* **Source extract**:
At the meeting, the commissioners discussed the significance of linking with La Grande and other county cities to frame a successful economic development blueprint for the future.
The Union County Chamber of Commerce is already moving ahead on the issue and recently convened a meeting where mayors from around Union County met to discuss their vision of economic prosperity.
Bob Kavanaugh, chamber director, said he’s gathered input from the community about their expectations of economic development. He commented in a story in this newspaper recently that there is no set plan and answers “are all over the board.”
That’s OK. The answers to what would be the best way forward for economic prosperity in our county should be diverse. Everyone will have a different view, a different answer to what is the best path. Yet, that is what makes the search and the input from the community so critical. The more ideas thrown out the better. That’s because there really isn’t a set diagram for an economic future. All ideas are needed.
With the dissolution of the relationship between the Union County Economic Development Corporation and Union County, now is an excellent time for elected leaders and those of the public interested in the subject to sit down and hash out many viable economic development plans.
Such an endeavor will not be easy. But it isn’t supposed to be. However, whenever a group of people can convene and throw out ideas, the county — and by extension, its residents — will be better for it.

* **Exercise tasks**:
1. According to the editorial on Union County economic development, who is the chamber director?
2. Resume the editorial on Union County economic development from the point where it stops.
These lines come from a source unrelated to the editorial on Union County economic development.

* **Excerpts from a layout annotation set**:
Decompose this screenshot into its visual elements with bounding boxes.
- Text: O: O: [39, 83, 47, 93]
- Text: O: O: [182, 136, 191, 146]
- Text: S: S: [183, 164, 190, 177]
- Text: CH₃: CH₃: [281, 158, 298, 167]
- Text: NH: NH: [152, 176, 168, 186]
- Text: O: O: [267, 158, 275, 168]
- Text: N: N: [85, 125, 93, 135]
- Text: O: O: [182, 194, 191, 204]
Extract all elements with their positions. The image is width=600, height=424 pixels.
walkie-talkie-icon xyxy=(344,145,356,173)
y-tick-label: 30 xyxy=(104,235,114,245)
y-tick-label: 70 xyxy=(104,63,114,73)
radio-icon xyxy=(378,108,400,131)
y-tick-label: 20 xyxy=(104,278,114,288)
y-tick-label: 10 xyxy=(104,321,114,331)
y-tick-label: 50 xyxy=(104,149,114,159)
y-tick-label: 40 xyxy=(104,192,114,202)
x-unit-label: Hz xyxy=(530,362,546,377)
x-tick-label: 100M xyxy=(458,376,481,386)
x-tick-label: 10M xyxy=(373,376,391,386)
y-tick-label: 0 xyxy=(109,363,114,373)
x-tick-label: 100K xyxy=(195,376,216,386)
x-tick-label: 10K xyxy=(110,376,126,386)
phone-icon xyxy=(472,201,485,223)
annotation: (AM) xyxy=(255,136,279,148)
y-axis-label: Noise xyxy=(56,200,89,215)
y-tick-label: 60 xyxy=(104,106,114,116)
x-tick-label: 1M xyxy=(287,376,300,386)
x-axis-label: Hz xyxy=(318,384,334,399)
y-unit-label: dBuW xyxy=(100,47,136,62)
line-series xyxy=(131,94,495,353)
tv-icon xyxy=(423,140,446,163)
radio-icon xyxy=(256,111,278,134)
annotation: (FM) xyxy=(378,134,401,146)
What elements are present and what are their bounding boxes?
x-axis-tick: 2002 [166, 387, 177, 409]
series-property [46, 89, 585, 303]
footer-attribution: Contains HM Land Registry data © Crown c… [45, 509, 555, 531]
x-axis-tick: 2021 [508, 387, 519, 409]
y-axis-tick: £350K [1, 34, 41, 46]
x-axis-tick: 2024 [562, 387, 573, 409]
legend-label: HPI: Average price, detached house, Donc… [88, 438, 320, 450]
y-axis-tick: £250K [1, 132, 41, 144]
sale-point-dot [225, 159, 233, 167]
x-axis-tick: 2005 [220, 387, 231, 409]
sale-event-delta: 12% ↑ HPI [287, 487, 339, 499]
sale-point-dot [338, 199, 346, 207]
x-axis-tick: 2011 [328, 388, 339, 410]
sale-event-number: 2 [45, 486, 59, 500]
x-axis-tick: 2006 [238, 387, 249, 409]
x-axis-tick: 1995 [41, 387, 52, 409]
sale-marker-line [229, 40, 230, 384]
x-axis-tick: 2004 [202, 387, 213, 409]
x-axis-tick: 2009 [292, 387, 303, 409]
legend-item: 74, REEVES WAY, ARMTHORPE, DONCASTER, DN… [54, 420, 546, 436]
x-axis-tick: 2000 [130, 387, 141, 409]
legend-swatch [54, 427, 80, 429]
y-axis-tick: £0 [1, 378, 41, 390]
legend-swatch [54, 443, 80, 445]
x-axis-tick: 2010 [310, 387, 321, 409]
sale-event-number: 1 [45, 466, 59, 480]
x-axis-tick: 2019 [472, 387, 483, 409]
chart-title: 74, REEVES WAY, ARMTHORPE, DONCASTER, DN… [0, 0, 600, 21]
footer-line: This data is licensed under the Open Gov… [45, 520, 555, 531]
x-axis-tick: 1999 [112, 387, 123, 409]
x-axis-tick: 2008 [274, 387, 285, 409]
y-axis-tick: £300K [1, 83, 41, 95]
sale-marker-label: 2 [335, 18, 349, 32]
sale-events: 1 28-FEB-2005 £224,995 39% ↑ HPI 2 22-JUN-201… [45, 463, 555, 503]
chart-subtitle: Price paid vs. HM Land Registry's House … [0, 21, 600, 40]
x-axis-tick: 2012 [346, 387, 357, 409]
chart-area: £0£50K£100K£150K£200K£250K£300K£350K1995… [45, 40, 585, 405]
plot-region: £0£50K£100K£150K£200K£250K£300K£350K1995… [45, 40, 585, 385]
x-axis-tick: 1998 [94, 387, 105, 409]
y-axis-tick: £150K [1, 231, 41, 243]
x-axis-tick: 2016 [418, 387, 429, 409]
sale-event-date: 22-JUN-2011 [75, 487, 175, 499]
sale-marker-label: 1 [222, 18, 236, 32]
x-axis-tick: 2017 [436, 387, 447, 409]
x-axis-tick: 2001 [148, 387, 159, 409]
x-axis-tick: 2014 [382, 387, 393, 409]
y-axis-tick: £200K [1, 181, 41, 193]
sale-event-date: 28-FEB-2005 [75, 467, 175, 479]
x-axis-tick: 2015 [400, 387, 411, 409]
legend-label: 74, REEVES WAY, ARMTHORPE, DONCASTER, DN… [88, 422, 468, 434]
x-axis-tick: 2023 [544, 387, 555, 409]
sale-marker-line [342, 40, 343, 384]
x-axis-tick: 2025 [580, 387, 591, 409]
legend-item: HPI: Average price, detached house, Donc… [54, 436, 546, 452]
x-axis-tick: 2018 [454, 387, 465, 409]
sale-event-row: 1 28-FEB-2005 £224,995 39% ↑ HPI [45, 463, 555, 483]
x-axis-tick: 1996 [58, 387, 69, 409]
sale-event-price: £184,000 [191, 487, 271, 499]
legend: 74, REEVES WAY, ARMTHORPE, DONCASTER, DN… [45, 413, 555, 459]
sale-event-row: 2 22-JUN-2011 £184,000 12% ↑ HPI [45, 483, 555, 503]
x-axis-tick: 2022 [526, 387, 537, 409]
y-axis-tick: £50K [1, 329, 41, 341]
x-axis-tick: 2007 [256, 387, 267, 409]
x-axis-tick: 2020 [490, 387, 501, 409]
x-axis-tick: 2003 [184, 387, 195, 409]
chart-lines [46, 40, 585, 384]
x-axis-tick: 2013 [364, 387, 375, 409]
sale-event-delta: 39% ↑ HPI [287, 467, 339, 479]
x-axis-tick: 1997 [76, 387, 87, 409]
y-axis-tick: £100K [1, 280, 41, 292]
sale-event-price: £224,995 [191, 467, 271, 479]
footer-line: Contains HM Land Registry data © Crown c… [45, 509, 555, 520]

* **Answers for the exercise**:
1. Bob Kavanaugh

2.
What is the best economic path forward? We don’t have that answer. Neither does anyone else. But working together we can find a path forward to help the county.
One item that needs to be remembered is that whatever plan is developed, can’t be a quick-fix blueprint. Elected leaders need to look not 10 years down the road but 50. And there should not be only one plan for future economic success. Several equally viable methods should be studied and then developed. That way, if one concept fails to mature, officials can switch seamlessly to another one.
There has always been a lot of talk about economic development in Union County. Way, way too much talk. As the future beckons, talk will become cheap. If elected leaders are serious about coming up with a solid economic development plan for the entire county, they need to do more than pay lip service to the idea. That takes time and a certain amount of moral fortitude that is often lacking in elected leaders.
We must remember that only by working together will we be successful.